_Task details_
All of the records below need to be copied exactly.

(Records)
_ _ _
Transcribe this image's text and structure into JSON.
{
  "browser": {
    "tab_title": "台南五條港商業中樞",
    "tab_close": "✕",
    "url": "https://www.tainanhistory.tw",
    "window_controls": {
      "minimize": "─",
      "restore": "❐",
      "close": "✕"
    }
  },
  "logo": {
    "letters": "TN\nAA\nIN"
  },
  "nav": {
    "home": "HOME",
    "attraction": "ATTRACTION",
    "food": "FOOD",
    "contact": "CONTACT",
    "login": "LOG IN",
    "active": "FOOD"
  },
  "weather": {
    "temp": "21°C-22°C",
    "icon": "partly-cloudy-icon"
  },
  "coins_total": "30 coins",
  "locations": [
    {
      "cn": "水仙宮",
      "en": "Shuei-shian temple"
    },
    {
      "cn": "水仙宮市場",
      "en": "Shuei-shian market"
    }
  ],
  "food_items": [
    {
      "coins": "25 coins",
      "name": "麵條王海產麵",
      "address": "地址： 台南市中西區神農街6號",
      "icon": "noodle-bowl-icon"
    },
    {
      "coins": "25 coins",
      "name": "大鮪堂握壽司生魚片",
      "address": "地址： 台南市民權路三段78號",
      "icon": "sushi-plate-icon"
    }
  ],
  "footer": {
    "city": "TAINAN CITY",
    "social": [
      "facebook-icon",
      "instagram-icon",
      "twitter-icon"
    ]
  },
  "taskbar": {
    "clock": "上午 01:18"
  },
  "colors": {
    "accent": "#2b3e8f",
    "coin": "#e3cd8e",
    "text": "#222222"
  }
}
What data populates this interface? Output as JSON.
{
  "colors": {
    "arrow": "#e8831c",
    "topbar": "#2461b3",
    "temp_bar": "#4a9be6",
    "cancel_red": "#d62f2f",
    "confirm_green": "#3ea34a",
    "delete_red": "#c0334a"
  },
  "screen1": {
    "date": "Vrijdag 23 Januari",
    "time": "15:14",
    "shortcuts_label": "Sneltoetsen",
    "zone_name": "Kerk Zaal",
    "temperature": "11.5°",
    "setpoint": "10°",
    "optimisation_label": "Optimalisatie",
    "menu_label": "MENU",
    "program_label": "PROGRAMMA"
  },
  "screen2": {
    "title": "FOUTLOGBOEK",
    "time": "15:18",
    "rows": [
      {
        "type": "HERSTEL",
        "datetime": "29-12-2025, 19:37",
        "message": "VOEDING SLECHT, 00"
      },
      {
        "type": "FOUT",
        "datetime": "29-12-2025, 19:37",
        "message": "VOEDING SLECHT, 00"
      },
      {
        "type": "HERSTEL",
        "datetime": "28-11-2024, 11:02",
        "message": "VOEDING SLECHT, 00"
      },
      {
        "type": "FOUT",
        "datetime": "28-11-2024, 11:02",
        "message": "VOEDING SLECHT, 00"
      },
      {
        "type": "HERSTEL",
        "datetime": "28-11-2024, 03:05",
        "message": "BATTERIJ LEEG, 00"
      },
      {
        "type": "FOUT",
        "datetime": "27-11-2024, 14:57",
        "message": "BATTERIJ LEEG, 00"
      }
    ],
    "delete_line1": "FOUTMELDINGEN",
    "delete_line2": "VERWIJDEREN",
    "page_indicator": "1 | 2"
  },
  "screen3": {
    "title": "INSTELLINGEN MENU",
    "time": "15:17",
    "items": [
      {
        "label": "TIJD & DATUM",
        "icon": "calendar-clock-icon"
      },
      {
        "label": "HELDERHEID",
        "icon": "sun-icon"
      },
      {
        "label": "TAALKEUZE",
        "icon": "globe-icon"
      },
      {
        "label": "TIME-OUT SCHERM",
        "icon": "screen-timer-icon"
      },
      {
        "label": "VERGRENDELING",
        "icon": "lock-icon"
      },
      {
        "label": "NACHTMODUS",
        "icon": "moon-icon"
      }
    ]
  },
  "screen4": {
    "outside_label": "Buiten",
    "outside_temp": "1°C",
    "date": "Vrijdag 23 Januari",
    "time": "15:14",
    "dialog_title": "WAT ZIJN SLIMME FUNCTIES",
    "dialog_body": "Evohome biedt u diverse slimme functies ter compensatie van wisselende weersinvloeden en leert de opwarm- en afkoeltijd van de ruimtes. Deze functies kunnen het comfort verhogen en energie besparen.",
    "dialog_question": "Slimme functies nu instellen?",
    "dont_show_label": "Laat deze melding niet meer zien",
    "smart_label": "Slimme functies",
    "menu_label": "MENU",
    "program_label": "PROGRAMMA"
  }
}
_ _ _
_Complete response_
Transcribe this image's text and structure into JSON.
{
  "browser": {
    "tab_title": "台南五條港商業中樞",
    "tab_close": "✕",
    "url": "https://www.tainanhistory.tw",
    "window_controls": {
      "minimize": "─",
      "restore": "❐",
      "close": "✕"
    }
  },
  "logo": {
    "letters": "TN\nAA\nIN"
  },
  "nav": {
    "home": "HOME",
    "attraction": "ATTRACTION",
    "food": "FOOD",
    "contact": "CONTACT",
    "login": "LOG IN",
    "active": "FOOD"
  },
  "weather": {
    "temp": "21°C-22°C",
    "icon": "partly-cloudy-icon"
  },
  "coins_total": "30 coins",
  "locations": [
    {
      "cn": "水仙宮",
      "en": "Shuei-shian temple"
    },
    {
      "cn": "水仙宮市場",
      "en": "Shuei-shian market"
    }
  ],
  "food_items": [
    {
      "coins": "25 coins",
      "name": "麵條王海產麵",
      "address": "地址： 台南市中西區神農街6號",
      "icon": "noodle-bowl-icon"
    },
    {
      "coins": "25 coins",
      "name": "大鮪堂握壽司生魚片",
      "address": "地址： 台南市民權路三段78號",
      "icon": "sushi-plate-icon"
    }
  ],
  "footer": {
    "city": "TAINAN CITY",
    "social": [
      "facebook-icon",
      "instagram-icon",
      "twitter-icon"
    ]
  },
  "taskbar": {
    "clock": "上午 01:18"
  },
  "colors": {
    "accent": "#2b3e8f",
    "coin": "#e3cd8e",
    "text": "#222222"
  }
}
What data populates this interface? Output as JSON.
{
  "colors": {
    "arrow": "#e8831c",
    "topbar": "#2461b3",
    "temp_bar": "#4a9be6",
    "cancel_red": "#d62f2f",
    "confirm_green": "#3ea34a",
    "delete_red": "#c0334a"
  },
  "screen1": {
    "date": "Vrijdag 23 Januari",
    "time": "15:14",
    "shortcuts_label": "Sneltoetsen",
    "zone_name": "Kerk Zaal",
    "temperature": "11.5°",
    "setpoint": "10°",
    "optimisation_label": "Optimalisatie",
    "menu_label": "MENU",
    "program_label": "PROGRAMMA"
  },
  "screen2": {
    "title": "FOUTLOGBOEK",
    "time": "15:18",
    "rows": [
      {
        "type": "HERSTEL",
        "datetime": "29-12-2025, 19:37",
        "message": "VOEDING SLECHT, 00"
      },
      {
        "type": "FOUT",
        "datetime": "29-12-2025, 19:37",
        "message": "VOEDING SLECHT, 00"
      },
      {
        "type": "HERSTEL",
        "datetime": "28-11-2024, 11:02",
        "message": "VOEDING SLECHT, 00"
      },
      {
        "type": "FOUT",
        "datetime": "28-11-2024, 11:02",
        "message": "VOEDING SLECHT, 00"
      },
      {
        "type": "HERSTEL",
        "datetime": "28-11-2024, 03:05",
        "message": "BATTERIJ LEEG, 00"
      },
      {
        "type": "FOUT",
        "datetime": "27-11-2024, 14:57",
        "message": "BATTERIJ LEEG, 00"
      }
    ],
    "delete_line1": "FOUTMELDINGEN",
    "delete_line2": "VERWIJDEREN",
    "page_indicator": "1 | 2"
  },
  "screen3": {
    "title": "INSTELLINGEN MENU",
    "time": "15:17",
    "items": [
      {
        "label": "TIJD & DATUM",
        "icon": "calendar-clock-icon"
      },
      {
        "label": "HELDERHEID",
        "icon": "sun-icon"
      },
      {
        "label": "TAALKEUZE",
        "icon": "globe-icon"
      },
      {
        "label": "TIME-OUT SCHERM",
        "icon": "screen-timer-icon"
      },
      {
        "label": "VERGRENDELING",
        "icon": "lock-icon"
      },
      {
        "label": "NACHTMODUS",
        "icon": "moon-icon"
      }
    ]
  },
  "screen4": {
    "outside_label": "Buiten",
    "outside_temp": "1°C",
    "date": "Vrijdag 23 Januari",
    "time": "15:14",
    "dialog_title": "WAT ZIJN SLIMME FUNCTIES",
    "dialog_body": "Evohome biedt u diverse slimme functies ter compensatie van wisselende weersinvloeden en leert de opwarm- en afkoeltijd van de ruimtes. Deze functies kunnen het comfort verhogen en energie besparen.",
    "dialog_question": "Slimme functies nu instellen?",
    "dont_show_label": "Laat deze melding niet meer zien",
    "smart_label": "Slimme functies",
    "menu_label": "MENU",
    "program_label": "PROGRAMMA"
  }
}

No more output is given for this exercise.